begin Stored rows

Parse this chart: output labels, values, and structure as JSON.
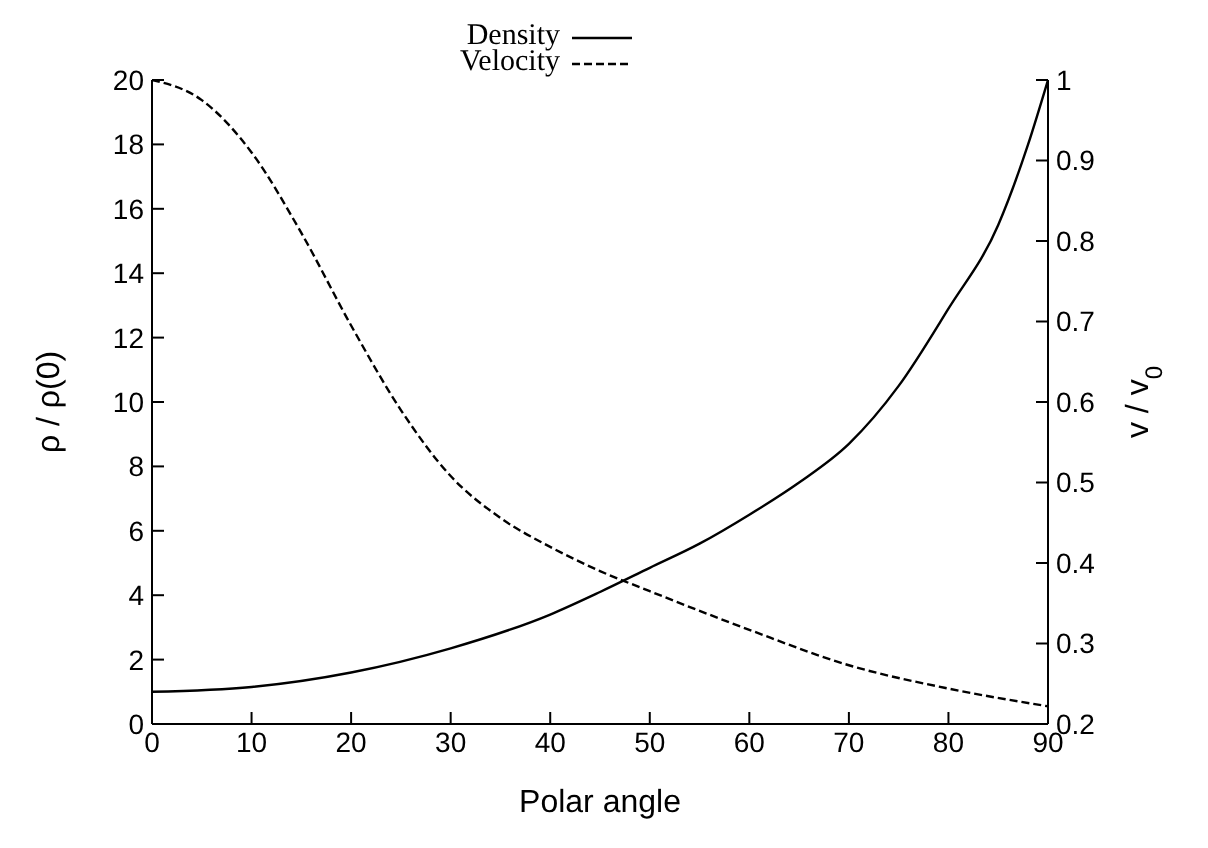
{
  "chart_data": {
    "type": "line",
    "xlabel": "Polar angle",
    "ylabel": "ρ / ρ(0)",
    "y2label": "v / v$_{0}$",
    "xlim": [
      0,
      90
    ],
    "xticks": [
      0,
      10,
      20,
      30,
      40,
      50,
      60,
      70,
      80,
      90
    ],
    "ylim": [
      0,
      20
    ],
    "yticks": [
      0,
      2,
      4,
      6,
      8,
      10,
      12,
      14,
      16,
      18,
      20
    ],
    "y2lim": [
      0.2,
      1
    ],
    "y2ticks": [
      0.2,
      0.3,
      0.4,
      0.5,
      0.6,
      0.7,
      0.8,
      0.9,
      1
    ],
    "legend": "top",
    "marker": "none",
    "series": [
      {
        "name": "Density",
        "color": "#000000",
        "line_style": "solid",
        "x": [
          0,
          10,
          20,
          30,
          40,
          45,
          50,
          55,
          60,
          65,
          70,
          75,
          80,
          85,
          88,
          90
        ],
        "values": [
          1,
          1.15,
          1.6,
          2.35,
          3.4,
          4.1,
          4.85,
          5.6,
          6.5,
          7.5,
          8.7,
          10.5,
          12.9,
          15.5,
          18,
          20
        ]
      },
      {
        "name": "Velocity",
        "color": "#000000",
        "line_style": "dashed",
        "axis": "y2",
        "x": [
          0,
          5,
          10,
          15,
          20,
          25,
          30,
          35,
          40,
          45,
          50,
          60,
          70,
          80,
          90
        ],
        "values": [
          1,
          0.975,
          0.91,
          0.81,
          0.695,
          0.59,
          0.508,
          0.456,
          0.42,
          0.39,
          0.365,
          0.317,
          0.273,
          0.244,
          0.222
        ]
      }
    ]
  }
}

end Stored rows
begin Stored rows

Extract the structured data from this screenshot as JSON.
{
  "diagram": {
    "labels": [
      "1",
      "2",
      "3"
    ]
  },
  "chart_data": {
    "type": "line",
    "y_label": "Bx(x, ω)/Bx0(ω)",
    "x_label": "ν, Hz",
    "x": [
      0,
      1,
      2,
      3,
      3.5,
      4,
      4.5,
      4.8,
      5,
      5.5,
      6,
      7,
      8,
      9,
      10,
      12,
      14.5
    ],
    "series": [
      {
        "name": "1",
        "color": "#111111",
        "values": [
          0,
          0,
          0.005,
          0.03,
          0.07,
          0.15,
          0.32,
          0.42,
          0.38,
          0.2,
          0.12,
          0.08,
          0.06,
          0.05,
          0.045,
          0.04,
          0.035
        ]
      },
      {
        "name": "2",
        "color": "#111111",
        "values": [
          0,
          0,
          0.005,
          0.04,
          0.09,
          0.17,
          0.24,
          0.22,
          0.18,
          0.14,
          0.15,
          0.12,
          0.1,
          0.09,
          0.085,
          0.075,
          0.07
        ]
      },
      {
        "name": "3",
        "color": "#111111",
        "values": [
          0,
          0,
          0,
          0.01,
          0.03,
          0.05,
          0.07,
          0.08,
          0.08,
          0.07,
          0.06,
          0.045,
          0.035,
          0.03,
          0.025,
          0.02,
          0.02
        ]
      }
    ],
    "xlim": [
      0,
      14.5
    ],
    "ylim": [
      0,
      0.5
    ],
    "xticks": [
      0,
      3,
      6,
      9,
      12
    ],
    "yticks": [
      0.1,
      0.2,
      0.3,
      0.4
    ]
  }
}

end Stored rows

**Goal:** Of the lines in the data above, how many contain the word "labels"? Give only that figure.

**Answer for this exercise:** 2